— START Given records —
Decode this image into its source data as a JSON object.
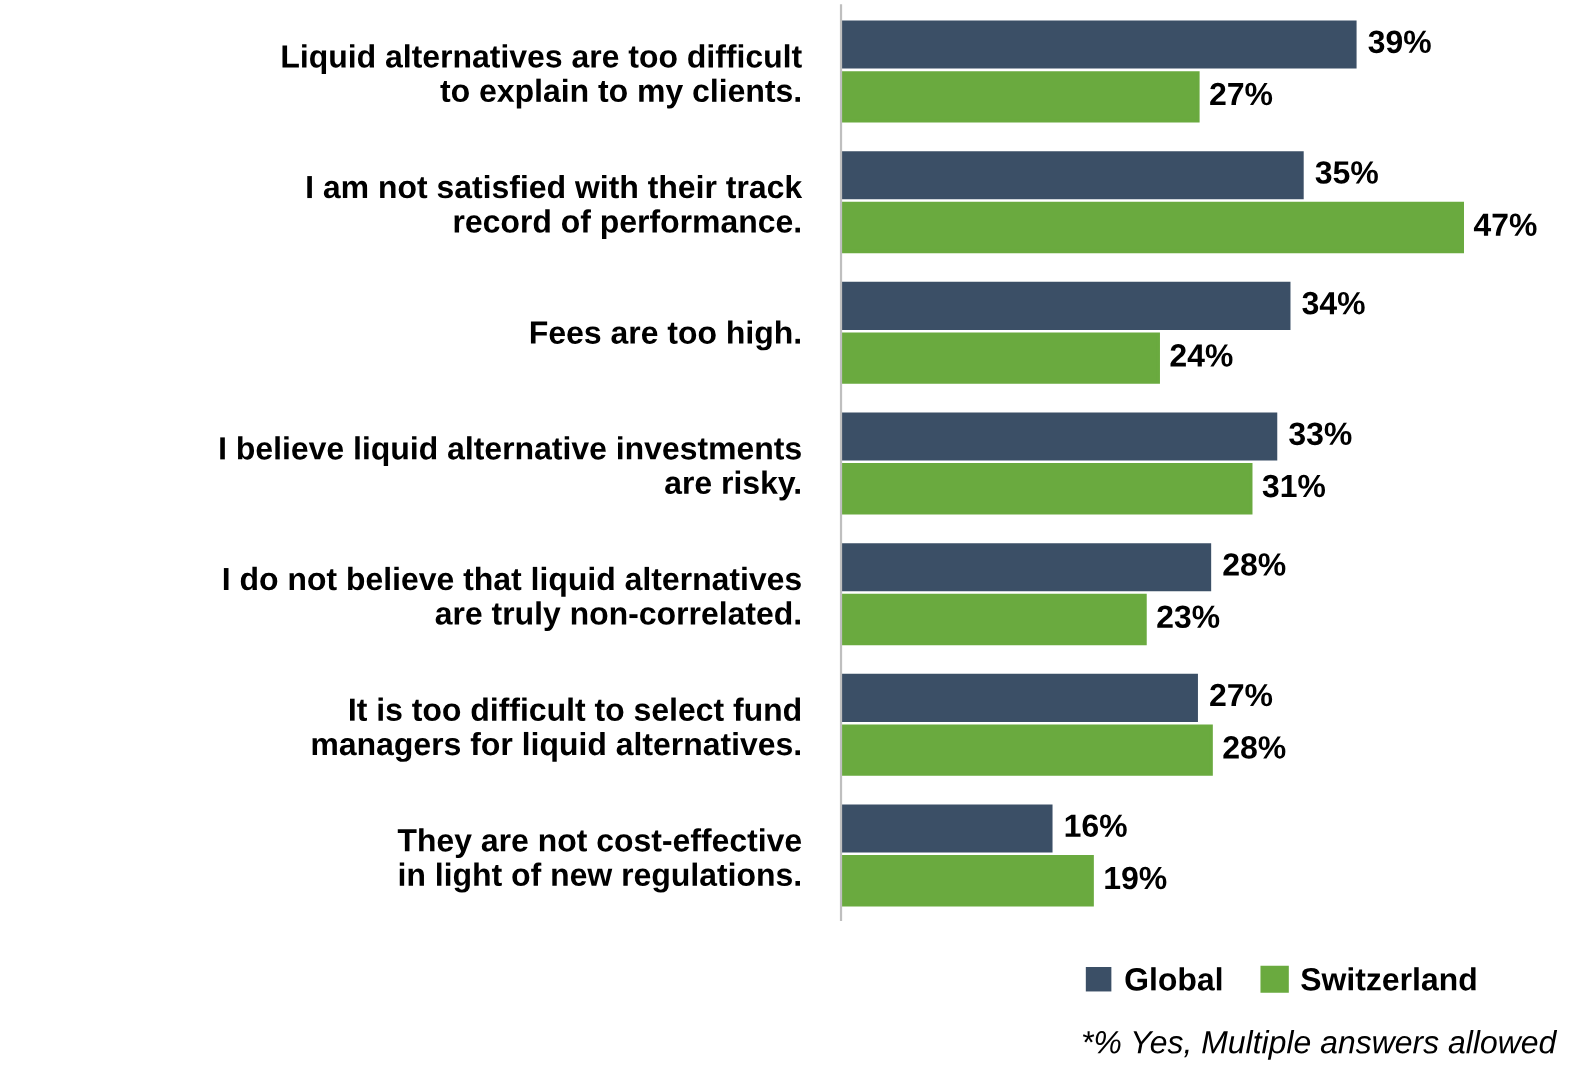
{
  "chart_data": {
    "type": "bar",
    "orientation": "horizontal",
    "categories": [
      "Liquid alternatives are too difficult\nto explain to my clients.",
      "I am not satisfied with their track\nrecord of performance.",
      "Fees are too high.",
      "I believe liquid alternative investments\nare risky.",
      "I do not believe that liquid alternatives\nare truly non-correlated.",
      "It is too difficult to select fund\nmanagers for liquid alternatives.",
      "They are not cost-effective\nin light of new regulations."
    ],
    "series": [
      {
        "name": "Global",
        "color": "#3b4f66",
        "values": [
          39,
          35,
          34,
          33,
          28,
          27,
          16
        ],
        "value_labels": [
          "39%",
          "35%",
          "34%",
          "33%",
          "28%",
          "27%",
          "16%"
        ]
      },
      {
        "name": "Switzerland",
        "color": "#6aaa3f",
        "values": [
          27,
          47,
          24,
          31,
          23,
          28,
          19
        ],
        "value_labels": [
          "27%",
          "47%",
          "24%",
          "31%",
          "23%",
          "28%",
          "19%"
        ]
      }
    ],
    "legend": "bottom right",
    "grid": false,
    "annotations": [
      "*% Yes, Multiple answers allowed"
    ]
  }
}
— END Given records —
— START Given records —
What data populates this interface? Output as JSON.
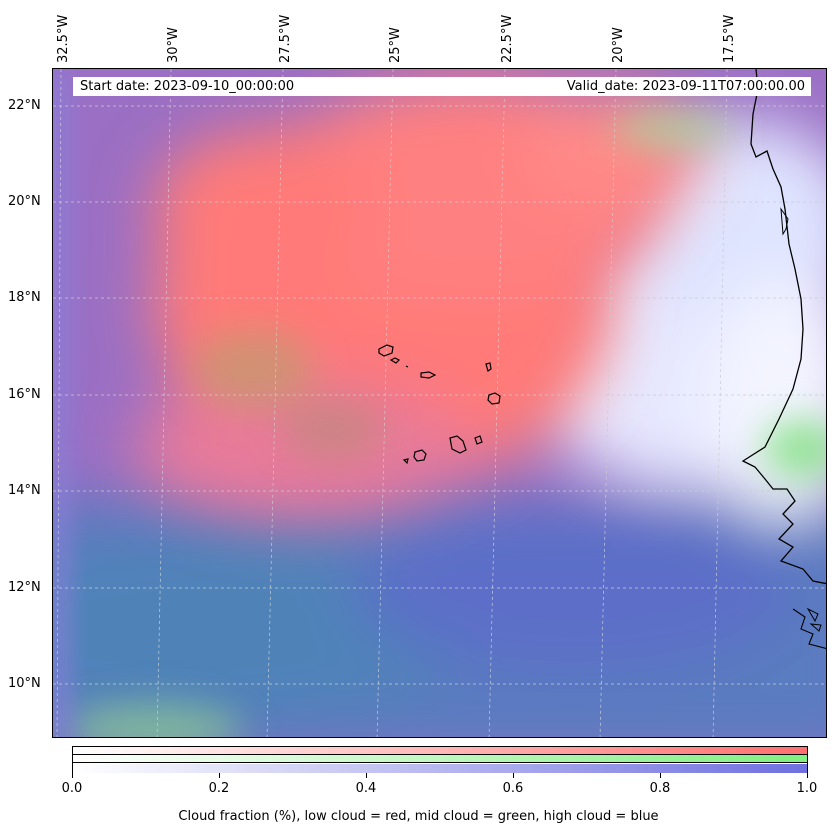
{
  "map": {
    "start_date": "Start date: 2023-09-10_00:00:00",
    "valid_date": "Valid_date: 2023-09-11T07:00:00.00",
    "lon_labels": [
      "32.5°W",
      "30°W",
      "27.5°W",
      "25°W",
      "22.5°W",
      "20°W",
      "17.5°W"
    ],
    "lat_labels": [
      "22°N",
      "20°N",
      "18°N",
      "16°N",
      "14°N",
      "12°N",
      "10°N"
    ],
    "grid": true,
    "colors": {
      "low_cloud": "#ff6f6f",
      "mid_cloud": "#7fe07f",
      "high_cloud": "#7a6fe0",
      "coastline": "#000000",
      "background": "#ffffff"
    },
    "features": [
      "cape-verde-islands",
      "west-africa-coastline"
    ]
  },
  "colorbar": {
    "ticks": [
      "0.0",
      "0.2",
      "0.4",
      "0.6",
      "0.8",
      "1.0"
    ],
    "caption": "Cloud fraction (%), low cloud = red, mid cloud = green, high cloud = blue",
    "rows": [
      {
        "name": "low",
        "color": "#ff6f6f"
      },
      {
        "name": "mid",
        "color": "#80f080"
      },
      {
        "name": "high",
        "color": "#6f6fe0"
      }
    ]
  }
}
— END Given records —
From the data above, copy each line that holds "difficult".

      "Liquid alternatives are too difficult\nto explain to my clients.",
      "It is too difficult to select fund\nmanagers for liquid alternatives.",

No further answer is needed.